→ Aim
Count lines, not occurrences: report how many lines in the records hold the string "Ludo", and nothing else.

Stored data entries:
- - - -

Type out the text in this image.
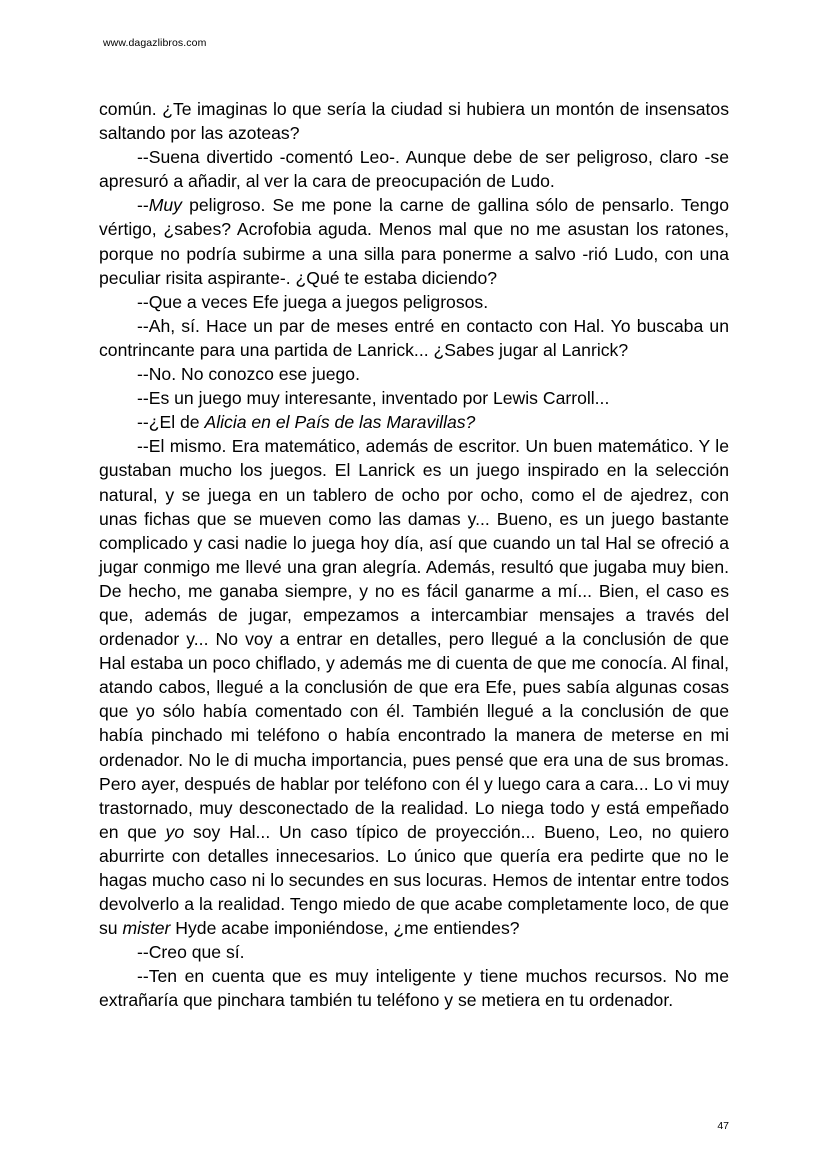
www.dagazlibros.com

común. ¿Te imaginas lo que sería la ciudad si hubiera un montón de insensatos saltando por las azoteas?

--Suena divertido -comentó Leo-. Aunque debe de ser peligroso, claro -se apresuró a añadir, al ver la cara de preocupación de Ludo.

--Muy peligroso. Se me pone la carne de gallina sólo de pensarlo. Tengo vértigo, ¿sabes? Acrofobia aguda. Menos mal que no me asustan los ratones, porque no podría subirme a una silla para ponerme a salvo -rió Ludo, con una peculiar risita aspirante-. ¿Qué te estaba diciendo?

--Que a veces Efe juega a juegos peligrosos.

--Ah, sí. Hace un par de meses entré en contacto con Hal. Yo buscaba un contrincante para una partida de Lanrick... ¿Sabes jugar al Lanrick?

--No. No conozco ese juego.

--Es un juego muy interesante, inventado por Lewis Carroll...

--¿El de Alicia en el País de las Maravillas?

--El mismo. Era matemático, además de escritor. Un buen matemático. Y le gustaban mucho los juegos. El Lanrick es un juego inspirado en la selección natural, y se juega en un tablero de ocho por ocho, como el de ajedrez, con unas fichas que se mueven como las damas y... Bueno, es un juego bastante complicado y casi nadie lo juega hoy día, así que cuando un tal Hal se ofreció a jugar conmigo me llevé una gran alegría. Además, resultó que jugaba muy bien. De hecho, me ganaba siempre, y no es fácil ganarme a mí... Bien, el caso es que, además de jugar, empezamos a intercambiar mensajes a través del ordenador y... No voy a entrar en detalles, pero llegué a la conclusión de que Hal estaba un poco chiflado, y además me di cuenta de que me conocía. Al final, atando cabos, llegué a la conclusión de que era Efe, pues sabía algunas cosas que yo sólo había comentado con él. También llegué a la conclusión de que había pinchado mi teléfono o había encontrado la manera de meterse en mi ordenador. No le di mucha importancia, pues pensé que era una de sus bromas. Pero ayer, después de hablar por teléfono con él y luego cara a cara... Lo vi muy trastornado, muy desconectado de la realidad. Lo niega todo y está empeñado en que yo soy Hal... Un caso típico de proyección... Bueno, Leo, no quiero aburrirte con detalles innecesarios. Lo único que quería era pedirte que no le hagas mucho caso ni lo secundes en sus locuras. Hemos de intentar entre todos devolverlo a la realidad. Tengo miedo de que acabe completamente loco, de que su mister Hyde acabe imponiéndose, ¿me entiendes?

--Creo que sí.

--Ten en cuenta que es muy inteligente y tiene muchos recursos. No me extrañaría que pinchara también tu teléfono y se metiera en tu ordenador.

47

- - - -

→ Result
2